**What you will do**
For every line in the data below that contains "Convergence", copy the line.

----- Source material -----

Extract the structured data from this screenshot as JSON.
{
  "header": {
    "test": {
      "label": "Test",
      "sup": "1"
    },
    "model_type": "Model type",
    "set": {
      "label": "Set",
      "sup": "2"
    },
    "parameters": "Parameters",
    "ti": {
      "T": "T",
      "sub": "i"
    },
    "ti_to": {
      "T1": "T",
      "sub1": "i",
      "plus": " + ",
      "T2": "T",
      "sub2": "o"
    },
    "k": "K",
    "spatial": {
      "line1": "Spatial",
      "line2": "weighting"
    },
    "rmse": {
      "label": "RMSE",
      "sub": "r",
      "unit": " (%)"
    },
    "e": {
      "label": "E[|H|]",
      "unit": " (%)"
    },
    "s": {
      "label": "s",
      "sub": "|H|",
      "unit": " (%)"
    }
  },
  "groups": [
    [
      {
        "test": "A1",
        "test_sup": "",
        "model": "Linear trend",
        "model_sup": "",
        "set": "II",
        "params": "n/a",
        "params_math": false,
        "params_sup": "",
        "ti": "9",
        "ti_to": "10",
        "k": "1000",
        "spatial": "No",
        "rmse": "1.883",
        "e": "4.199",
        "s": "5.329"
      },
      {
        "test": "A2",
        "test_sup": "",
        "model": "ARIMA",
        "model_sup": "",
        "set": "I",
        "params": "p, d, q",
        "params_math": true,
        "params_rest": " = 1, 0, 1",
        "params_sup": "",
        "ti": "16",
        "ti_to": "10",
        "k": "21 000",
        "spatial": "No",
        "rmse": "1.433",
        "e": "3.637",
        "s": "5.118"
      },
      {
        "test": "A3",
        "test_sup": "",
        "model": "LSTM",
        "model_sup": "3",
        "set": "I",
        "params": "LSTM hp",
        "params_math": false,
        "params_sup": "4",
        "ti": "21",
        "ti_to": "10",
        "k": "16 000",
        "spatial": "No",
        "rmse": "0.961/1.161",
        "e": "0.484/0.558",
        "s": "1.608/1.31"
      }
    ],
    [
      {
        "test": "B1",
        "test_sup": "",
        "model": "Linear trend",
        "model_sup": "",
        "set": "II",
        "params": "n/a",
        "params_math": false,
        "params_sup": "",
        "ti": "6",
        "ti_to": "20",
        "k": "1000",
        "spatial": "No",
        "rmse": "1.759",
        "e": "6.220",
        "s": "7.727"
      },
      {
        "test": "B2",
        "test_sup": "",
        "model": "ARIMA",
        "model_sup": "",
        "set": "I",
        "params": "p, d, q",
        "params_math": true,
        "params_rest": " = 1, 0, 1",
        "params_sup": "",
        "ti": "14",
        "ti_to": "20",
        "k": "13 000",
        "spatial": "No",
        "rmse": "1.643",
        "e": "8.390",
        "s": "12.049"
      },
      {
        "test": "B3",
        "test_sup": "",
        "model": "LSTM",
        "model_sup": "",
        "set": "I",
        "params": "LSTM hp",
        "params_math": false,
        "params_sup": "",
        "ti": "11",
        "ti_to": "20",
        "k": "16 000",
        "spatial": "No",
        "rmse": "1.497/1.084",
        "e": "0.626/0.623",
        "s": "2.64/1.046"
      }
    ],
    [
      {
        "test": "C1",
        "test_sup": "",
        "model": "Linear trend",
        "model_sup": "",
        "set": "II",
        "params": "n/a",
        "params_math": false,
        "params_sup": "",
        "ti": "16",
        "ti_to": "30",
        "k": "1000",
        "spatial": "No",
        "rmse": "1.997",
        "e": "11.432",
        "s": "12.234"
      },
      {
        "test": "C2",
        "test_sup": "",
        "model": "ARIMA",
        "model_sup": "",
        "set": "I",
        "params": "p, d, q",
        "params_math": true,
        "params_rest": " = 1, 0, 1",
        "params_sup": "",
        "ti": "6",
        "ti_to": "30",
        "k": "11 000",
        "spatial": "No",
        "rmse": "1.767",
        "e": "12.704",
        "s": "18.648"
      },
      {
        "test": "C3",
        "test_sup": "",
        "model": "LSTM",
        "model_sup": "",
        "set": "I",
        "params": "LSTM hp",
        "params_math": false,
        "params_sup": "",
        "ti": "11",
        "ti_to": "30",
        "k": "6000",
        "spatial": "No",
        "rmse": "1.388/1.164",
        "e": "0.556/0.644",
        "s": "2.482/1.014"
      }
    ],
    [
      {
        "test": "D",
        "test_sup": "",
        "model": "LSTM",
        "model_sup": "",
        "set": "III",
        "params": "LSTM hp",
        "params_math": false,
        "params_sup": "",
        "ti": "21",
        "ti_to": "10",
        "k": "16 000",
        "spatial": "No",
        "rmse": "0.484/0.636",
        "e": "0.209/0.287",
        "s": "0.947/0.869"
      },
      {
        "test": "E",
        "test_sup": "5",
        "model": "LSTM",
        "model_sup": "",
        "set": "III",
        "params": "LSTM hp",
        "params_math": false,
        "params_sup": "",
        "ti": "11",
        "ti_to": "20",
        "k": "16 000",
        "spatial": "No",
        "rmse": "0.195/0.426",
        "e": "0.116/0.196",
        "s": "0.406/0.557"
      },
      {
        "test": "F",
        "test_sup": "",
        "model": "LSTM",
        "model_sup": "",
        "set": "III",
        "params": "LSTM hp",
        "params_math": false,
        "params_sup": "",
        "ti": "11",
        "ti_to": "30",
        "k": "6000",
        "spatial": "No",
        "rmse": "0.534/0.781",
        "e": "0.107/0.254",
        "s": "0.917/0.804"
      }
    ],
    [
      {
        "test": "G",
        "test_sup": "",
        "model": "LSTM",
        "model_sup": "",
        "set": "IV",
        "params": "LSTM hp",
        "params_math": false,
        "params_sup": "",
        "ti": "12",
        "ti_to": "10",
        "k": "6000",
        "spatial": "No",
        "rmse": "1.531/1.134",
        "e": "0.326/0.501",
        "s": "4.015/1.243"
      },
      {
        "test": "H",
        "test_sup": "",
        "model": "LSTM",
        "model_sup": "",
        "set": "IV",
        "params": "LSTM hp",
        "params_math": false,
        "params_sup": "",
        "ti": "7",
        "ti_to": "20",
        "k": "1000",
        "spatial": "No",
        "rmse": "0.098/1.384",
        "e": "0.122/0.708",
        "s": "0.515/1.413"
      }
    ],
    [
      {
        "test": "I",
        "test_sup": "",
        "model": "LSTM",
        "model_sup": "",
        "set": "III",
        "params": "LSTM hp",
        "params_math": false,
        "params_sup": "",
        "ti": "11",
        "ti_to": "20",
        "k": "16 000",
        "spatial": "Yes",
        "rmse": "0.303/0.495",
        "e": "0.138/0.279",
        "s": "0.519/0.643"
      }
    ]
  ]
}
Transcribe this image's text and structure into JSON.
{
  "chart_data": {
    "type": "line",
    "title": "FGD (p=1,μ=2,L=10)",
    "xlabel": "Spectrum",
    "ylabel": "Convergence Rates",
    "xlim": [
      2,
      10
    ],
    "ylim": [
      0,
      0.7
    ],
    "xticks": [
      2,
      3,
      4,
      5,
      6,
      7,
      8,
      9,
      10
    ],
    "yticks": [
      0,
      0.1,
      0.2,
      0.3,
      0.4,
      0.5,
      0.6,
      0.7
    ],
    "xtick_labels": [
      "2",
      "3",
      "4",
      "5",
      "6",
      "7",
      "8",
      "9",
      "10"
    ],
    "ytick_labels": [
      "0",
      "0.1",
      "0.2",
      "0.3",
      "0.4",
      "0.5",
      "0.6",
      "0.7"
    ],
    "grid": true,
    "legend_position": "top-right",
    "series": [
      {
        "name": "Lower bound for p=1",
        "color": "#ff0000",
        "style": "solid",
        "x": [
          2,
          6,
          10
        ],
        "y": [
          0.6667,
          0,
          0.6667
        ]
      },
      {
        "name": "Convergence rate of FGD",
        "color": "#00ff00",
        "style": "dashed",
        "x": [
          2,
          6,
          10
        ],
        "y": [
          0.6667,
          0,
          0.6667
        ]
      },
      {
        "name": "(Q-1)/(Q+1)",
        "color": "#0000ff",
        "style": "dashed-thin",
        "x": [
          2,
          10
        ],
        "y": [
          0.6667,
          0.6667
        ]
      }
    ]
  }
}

-----

**Answer for the task**
    "ylabel": "Convergence Rates",
        "name": "Convergence rate of FGD",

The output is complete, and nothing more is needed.